┌──

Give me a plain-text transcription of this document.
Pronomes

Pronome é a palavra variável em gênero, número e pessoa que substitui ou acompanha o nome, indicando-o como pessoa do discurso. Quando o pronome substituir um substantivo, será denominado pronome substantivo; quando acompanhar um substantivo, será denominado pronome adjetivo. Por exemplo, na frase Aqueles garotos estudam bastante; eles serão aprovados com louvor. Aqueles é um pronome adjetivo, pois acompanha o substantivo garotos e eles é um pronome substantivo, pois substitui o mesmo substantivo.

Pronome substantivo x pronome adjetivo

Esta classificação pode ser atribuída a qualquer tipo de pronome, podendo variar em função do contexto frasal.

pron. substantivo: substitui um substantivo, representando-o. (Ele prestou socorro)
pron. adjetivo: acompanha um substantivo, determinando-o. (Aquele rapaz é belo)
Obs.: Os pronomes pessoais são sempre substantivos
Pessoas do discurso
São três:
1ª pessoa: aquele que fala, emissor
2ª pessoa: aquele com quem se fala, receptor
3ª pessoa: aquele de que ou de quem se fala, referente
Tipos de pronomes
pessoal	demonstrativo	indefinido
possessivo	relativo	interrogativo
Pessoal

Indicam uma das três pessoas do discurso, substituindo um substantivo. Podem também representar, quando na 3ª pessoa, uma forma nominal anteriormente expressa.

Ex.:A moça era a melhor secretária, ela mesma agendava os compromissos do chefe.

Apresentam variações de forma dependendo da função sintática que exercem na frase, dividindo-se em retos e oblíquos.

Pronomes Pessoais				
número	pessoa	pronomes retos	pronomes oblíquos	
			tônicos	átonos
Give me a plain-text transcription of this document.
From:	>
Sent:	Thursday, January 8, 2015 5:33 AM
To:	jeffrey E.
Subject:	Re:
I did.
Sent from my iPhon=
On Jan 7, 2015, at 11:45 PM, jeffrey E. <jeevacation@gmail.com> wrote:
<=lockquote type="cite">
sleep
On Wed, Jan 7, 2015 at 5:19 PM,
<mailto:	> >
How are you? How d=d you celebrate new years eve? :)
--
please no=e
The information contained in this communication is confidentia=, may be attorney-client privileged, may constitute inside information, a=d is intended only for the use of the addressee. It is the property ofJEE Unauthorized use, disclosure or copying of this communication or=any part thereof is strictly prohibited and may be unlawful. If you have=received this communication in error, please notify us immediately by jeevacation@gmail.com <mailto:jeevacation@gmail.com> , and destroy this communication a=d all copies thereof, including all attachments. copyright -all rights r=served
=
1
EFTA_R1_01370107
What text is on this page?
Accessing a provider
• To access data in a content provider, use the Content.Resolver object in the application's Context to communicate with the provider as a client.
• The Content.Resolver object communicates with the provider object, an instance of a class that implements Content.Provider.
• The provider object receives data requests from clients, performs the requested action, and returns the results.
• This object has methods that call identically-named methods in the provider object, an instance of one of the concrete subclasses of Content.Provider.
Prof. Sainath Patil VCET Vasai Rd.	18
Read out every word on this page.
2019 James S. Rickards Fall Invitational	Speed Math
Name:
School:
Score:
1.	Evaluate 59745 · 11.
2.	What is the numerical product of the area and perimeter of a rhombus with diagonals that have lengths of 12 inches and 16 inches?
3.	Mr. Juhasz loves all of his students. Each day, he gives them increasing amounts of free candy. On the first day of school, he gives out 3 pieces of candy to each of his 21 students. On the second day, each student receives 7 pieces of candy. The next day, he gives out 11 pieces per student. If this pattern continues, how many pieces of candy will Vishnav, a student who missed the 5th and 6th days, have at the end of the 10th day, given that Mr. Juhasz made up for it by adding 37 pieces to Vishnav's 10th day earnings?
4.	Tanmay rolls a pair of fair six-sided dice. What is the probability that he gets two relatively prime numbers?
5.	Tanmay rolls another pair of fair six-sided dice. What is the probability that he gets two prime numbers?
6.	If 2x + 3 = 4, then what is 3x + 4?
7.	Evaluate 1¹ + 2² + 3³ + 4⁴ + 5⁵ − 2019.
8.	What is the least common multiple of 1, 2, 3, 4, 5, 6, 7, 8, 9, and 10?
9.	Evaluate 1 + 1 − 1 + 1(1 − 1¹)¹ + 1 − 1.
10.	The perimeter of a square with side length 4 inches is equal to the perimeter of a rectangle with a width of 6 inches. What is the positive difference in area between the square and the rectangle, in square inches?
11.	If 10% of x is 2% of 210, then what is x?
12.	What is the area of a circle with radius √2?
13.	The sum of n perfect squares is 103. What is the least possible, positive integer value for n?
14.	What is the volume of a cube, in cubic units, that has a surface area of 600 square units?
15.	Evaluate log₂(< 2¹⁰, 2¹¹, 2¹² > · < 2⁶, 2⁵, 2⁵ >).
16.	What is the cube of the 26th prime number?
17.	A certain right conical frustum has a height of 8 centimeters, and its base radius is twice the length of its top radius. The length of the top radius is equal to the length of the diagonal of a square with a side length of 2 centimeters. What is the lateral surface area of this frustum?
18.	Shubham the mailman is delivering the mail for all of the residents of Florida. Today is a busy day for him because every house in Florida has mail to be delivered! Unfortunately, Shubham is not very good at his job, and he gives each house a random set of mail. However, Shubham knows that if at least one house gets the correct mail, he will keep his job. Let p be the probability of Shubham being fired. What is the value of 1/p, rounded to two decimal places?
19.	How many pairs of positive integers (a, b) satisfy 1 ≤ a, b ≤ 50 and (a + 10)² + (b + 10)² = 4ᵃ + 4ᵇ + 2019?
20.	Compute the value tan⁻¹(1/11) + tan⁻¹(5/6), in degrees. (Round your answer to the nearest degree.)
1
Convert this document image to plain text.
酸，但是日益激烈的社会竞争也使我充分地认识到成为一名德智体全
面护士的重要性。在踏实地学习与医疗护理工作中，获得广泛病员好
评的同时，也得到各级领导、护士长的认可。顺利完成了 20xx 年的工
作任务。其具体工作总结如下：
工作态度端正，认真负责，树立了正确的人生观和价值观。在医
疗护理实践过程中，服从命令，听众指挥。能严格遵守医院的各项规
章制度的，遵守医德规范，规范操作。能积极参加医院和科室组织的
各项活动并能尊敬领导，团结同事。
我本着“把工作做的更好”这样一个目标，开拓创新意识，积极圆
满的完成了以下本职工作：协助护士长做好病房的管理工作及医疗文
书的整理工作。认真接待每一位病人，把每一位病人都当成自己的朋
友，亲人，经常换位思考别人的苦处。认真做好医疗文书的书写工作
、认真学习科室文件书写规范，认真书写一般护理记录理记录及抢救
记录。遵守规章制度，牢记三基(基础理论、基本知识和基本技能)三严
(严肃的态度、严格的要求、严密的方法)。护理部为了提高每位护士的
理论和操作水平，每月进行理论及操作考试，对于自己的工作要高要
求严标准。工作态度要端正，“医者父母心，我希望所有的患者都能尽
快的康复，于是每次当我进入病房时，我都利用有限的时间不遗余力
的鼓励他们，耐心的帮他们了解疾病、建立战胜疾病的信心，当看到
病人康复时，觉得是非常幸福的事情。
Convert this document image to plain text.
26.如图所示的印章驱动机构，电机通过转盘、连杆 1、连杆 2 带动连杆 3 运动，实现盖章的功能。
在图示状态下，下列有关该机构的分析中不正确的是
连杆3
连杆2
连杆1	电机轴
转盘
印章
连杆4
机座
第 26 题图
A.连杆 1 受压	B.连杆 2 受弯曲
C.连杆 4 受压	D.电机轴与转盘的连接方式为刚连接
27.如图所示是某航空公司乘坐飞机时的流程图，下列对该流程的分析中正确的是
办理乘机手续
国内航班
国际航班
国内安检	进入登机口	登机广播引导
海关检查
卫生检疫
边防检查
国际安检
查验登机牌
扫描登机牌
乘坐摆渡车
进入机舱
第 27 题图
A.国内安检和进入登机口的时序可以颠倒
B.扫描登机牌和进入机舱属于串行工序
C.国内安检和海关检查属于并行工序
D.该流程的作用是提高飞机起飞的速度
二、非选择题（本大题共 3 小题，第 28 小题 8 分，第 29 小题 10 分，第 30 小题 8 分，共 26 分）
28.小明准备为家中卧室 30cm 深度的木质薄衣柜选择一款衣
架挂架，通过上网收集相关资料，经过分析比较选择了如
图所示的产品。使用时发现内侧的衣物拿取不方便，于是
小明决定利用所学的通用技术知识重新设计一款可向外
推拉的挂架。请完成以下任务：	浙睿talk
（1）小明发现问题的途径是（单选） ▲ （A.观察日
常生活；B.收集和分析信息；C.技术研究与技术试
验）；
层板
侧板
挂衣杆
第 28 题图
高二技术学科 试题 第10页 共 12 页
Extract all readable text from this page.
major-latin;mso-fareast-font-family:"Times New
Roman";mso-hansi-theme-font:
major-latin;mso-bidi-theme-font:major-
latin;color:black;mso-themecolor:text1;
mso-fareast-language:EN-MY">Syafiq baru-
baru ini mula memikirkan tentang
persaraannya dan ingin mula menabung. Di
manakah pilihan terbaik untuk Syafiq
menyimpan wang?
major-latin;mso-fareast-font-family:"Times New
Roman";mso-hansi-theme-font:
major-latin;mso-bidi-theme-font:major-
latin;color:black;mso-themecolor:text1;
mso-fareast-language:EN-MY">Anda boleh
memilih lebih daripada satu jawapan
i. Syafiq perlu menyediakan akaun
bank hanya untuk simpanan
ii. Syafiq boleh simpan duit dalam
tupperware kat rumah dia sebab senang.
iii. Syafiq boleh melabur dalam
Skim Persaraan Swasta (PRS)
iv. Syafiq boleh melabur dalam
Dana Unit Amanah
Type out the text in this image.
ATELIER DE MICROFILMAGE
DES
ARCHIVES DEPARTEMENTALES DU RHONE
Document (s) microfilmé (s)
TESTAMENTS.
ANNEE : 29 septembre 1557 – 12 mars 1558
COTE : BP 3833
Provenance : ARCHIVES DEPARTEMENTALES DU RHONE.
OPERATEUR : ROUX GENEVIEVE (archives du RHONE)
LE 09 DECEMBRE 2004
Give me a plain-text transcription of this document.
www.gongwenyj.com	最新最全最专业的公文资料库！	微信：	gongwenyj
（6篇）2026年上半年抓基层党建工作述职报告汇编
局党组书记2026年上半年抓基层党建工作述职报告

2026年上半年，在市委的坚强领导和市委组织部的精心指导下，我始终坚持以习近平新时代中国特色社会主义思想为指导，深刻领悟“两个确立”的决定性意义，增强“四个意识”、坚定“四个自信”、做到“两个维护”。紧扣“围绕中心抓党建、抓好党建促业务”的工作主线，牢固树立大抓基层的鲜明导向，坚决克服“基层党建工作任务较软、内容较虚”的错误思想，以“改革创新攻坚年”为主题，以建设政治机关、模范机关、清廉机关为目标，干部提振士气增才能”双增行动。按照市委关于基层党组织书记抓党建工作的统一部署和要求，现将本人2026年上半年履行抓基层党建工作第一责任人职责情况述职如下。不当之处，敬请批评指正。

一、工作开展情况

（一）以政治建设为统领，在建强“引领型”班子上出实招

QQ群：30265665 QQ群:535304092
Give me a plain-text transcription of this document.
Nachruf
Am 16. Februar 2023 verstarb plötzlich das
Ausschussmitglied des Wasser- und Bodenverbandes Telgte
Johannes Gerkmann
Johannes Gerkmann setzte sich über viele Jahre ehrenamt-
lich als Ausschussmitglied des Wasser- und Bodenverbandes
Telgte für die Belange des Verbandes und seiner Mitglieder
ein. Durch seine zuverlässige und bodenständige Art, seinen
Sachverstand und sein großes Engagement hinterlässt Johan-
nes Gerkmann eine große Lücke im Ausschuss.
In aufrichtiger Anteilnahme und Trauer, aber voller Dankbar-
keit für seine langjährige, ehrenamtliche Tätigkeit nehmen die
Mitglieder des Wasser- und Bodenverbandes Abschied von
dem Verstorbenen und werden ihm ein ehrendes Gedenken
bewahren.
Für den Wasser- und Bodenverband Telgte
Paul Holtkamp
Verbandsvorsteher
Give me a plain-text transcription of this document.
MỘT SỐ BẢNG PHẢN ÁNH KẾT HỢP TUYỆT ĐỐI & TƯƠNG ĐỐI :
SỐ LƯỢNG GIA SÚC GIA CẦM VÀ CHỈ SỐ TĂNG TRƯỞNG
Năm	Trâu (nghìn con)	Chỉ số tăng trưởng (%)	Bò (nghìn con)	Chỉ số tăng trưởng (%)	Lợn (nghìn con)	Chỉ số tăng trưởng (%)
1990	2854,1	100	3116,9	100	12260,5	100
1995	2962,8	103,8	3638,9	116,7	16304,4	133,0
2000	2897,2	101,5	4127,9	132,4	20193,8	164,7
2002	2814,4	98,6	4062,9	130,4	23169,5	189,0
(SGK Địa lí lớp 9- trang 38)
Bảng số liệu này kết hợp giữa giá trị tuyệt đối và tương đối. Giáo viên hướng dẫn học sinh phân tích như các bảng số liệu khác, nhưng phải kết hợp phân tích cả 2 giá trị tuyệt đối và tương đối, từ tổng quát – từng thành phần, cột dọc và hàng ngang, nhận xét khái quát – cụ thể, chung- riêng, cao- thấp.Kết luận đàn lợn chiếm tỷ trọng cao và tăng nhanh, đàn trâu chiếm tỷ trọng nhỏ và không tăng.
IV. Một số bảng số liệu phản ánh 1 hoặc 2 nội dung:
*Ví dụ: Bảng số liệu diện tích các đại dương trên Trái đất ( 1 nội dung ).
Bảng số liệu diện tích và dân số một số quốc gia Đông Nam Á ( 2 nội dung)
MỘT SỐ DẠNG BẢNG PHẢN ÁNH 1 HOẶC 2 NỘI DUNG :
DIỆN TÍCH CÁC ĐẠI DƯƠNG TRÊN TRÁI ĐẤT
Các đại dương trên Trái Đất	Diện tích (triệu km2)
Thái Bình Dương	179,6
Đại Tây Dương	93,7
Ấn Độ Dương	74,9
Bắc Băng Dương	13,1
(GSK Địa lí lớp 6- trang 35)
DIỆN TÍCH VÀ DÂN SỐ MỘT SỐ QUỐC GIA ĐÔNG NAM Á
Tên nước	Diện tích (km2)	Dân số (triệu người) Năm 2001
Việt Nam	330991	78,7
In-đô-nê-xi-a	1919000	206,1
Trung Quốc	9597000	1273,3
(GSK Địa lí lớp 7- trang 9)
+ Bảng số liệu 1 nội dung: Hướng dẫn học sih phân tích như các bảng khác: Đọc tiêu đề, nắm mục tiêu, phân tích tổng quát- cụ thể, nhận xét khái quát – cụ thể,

└──

▶ _Work instructions_:
Isolate the lines above that contain the word "phân" and copy them.

▶ _Correct response_:
Bảng số liệu này kết hợp giữa giá trị tuyệt đối và tương đối. Giáo viên hướng dẫn học sinh phân tích như các bảng số liệu khác, nhưng phải kết hợp phân tích cả 2 giá trị tuyệt đối và tương đối, từ tổng quát – từng thành phần, cột dọc và hàng ngang, nhận xét khái quát – cụ thể, chung- riêng, cao- thấp.Kết luận đàn lợn chiếm tỷ trọng cao và tăng nhanh, đàn trâu chiếm tỷ trọng nhỏ và không tăng.
+ Bảng số liệu 1 nội dung: Hướng dẫn học sih phân tích như các bảng khác: Đọc tiêu đề, nắm mục tiêu, phân tích tổng quát- cụ thể, nhận xét khái quát – cụ thể,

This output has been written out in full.